GIVEN EXERCISE: Go over the entries below line by line, copying each one that contains the word "increases".

Start of DATA EXCERPTS

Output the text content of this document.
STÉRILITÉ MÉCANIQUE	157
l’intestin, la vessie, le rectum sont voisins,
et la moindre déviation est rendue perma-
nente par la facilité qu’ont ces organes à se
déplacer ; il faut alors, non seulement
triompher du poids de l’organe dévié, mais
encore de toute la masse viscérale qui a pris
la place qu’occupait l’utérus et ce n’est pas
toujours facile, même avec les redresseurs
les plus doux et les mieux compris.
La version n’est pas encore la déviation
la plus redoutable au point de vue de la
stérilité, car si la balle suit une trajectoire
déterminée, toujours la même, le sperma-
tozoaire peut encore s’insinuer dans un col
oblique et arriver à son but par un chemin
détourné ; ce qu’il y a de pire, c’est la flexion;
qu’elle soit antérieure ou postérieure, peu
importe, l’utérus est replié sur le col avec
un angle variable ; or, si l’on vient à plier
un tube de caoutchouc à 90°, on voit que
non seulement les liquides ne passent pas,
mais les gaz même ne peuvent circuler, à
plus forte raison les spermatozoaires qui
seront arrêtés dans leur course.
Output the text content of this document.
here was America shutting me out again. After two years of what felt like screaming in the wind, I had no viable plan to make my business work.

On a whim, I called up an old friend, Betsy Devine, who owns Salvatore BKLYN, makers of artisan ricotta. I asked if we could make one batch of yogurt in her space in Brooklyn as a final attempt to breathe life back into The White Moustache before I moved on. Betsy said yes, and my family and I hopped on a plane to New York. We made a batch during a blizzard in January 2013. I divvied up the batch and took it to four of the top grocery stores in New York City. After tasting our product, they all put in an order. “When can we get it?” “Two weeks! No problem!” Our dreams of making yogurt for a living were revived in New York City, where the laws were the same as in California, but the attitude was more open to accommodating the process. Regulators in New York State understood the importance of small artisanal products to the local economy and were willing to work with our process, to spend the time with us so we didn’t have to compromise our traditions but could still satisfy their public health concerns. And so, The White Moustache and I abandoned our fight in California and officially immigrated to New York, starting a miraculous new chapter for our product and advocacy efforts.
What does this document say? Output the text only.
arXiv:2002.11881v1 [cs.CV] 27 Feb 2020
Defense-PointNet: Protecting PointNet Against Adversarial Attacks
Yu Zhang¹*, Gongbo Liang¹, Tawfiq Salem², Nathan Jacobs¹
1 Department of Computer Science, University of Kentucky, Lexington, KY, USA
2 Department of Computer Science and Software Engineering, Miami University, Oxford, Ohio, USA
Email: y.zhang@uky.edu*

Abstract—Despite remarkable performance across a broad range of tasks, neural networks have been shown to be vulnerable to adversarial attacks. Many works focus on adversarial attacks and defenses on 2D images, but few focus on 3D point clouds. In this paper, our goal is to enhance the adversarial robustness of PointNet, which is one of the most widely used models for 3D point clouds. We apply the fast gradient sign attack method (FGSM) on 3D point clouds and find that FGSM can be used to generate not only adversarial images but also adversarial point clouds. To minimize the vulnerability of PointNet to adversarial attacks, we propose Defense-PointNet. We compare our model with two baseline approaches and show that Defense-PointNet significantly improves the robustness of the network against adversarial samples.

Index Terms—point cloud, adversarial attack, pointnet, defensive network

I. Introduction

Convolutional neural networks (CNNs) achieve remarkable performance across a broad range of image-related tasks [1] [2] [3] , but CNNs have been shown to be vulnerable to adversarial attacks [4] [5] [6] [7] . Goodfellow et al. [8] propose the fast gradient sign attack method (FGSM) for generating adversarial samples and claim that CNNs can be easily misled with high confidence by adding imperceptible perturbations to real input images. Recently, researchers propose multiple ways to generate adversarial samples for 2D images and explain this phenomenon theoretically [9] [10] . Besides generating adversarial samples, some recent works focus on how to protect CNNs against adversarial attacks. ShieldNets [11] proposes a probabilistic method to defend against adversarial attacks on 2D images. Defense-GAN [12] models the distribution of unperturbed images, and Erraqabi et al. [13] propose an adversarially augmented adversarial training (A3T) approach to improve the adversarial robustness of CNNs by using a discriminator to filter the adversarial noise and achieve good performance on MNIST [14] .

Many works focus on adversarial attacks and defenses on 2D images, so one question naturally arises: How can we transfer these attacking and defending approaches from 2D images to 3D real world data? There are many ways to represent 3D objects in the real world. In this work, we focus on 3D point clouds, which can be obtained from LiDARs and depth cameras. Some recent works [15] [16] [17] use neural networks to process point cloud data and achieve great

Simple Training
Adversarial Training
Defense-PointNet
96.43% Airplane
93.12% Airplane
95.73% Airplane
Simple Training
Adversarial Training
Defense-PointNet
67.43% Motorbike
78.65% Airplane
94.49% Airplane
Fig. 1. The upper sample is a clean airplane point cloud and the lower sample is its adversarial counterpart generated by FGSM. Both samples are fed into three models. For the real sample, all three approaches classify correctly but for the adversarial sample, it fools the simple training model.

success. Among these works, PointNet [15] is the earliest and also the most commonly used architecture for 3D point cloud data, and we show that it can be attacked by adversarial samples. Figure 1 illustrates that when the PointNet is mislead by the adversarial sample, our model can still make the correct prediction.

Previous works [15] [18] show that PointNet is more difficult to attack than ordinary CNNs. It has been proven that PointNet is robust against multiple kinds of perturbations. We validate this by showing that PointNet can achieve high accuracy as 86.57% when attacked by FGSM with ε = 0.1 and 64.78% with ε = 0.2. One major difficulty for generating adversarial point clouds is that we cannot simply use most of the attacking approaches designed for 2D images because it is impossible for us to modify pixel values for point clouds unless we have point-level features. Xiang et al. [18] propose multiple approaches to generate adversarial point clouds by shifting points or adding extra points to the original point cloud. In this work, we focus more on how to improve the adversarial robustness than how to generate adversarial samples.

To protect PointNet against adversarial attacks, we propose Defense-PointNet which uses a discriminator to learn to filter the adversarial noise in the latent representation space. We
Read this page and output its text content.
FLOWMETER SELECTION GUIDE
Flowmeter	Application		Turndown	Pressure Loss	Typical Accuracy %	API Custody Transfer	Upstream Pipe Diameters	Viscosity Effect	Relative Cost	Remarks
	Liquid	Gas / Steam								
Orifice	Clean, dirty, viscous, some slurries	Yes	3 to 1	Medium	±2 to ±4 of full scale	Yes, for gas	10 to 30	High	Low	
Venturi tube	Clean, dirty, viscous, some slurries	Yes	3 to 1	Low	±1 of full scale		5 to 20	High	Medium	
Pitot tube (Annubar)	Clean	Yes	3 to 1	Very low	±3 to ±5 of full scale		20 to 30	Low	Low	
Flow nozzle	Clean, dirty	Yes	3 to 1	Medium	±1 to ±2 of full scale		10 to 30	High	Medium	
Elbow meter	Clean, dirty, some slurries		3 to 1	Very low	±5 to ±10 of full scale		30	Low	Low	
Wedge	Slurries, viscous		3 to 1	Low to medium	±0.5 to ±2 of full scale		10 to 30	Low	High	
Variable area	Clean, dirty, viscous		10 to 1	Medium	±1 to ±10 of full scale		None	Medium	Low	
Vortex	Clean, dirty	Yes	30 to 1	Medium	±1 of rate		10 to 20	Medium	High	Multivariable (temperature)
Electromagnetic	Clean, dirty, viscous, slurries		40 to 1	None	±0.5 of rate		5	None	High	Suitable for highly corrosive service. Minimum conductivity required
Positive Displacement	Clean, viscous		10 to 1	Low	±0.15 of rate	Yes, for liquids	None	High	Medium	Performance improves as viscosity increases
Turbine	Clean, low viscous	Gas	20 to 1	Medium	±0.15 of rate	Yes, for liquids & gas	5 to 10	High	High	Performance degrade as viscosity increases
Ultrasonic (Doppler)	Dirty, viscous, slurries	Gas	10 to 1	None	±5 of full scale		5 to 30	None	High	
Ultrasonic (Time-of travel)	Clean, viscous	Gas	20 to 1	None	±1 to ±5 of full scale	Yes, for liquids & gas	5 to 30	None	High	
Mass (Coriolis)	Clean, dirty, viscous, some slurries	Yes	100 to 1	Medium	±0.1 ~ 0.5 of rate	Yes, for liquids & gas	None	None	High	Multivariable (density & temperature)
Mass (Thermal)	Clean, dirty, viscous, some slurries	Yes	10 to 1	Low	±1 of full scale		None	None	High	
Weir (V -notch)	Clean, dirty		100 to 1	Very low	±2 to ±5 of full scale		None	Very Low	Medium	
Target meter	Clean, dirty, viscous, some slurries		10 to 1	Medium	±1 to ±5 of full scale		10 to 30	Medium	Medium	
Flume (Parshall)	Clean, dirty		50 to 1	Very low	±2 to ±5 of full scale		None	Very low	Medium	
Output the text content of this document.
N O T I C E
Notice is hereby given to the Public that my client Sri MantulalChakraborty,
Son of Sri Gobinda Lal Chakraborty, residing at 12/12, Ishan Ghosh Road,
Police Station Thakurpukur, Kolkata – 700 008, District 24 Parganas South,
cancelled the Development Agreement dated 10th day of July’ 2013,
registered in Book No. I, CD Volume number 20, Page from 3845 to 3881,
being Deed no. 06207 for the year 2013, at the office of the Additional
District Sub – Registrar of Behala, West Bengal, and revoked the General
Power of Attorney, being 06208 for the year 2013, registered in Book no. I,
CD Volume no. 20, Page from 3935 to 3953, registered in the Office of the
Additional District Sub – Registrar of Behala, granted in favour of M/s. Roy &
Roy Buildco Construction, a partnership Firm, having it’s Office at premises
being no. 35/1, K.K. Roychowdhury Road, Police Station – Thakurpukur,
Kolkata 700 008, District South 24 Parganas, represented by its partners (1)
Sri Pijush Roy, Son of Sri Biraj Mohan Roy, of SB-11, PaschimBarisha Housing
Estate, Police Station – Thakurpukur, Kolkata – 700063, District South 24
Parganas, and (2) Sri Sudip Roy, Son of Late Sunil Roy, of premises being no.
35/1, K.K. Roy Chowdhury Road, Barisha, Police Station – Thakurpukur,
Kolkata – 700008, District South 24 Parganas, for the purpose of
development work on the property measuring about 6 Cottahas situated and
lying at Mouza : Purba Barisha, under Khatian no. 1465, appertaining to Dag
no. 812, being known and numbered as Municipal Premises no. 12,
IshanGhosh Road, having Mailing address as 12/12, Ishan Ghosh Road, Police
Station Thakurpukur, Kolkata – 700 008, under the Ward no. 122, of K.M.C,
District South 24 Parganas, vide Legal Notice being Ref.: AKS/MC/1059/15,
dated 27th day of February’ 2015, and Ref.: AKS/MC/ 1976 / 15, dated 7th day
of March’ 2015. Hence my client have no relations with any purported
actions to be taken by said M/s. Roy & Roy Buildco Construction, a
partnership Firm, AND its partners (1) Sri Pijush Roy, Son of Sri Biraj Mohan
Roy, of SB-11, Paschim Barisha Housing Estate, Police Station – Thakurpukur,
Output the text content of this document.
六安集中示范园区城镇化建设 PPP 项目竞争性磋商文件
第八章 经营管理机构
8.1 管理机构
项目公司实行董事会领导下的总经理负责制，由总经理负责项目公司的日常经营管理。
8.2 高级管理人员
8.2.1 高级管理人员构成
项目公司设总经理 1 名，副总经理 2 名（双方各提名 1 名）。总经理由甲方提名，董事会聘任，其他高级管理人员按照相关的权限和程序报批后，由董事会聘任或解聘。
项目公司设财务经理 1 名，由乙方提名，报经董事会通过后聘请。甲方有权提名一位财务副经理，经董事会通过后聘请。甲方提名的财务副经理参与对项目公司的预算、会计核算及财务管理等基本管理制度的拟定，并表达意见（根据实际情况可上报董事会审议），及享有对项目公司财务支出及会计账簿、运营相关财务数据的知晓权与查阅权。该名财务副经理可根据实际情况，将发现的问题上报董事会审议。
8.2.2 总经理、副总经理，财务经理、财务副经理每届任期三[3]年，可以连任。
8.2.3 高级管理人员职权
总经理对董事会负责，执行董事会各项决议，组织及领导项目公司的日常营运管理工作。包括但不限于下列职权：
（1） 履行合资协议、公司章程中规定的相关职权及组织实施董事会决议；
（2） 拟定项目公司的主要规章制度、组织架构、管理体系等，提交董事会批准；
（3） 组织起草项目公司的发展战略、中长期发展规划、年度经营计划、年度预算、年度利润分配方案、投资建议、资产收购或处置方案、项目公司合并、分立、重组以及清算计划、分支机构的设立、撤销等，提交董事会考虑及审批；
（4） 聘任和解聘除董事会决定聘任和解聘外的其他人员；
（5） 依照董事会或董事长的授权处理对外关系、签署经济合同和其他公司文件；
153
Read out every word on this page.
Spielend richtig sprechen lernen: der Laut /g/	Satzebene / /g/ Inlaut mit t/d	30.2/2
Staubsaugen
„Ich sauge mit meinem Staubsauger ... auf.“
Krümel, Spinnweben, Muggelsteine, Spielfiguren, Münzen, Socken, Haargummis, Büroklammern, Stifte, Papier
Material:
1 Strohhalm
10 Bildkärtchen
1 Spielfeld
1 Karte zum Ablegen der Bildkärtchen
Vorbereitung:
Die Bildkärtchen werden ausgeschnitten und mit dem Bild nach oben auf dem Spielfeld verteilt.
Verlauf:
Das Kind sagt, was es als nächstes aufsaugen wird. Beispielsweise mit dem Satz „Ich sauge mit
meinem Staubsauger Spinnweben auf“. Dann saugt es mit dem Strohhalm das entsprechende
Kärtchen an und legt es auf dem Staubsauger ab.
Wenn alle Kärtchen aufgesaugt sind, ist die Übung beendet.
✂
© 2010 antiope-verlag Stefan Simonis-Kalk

End of DATA EXCERPTS

THE RESULT:
Positive Displacement	Clean, viscous		10 to 1	Low	±0.15 of rate	Yes, for liquids	None	High	Medium	Performance improves as viscosity increases
Turbine	Clean, low viscous	Gas	20 to 1	Medium	±0.15 of rate	Yes, for liquids & gas	5 to 10	High	High	Performance degrade as viscosity increases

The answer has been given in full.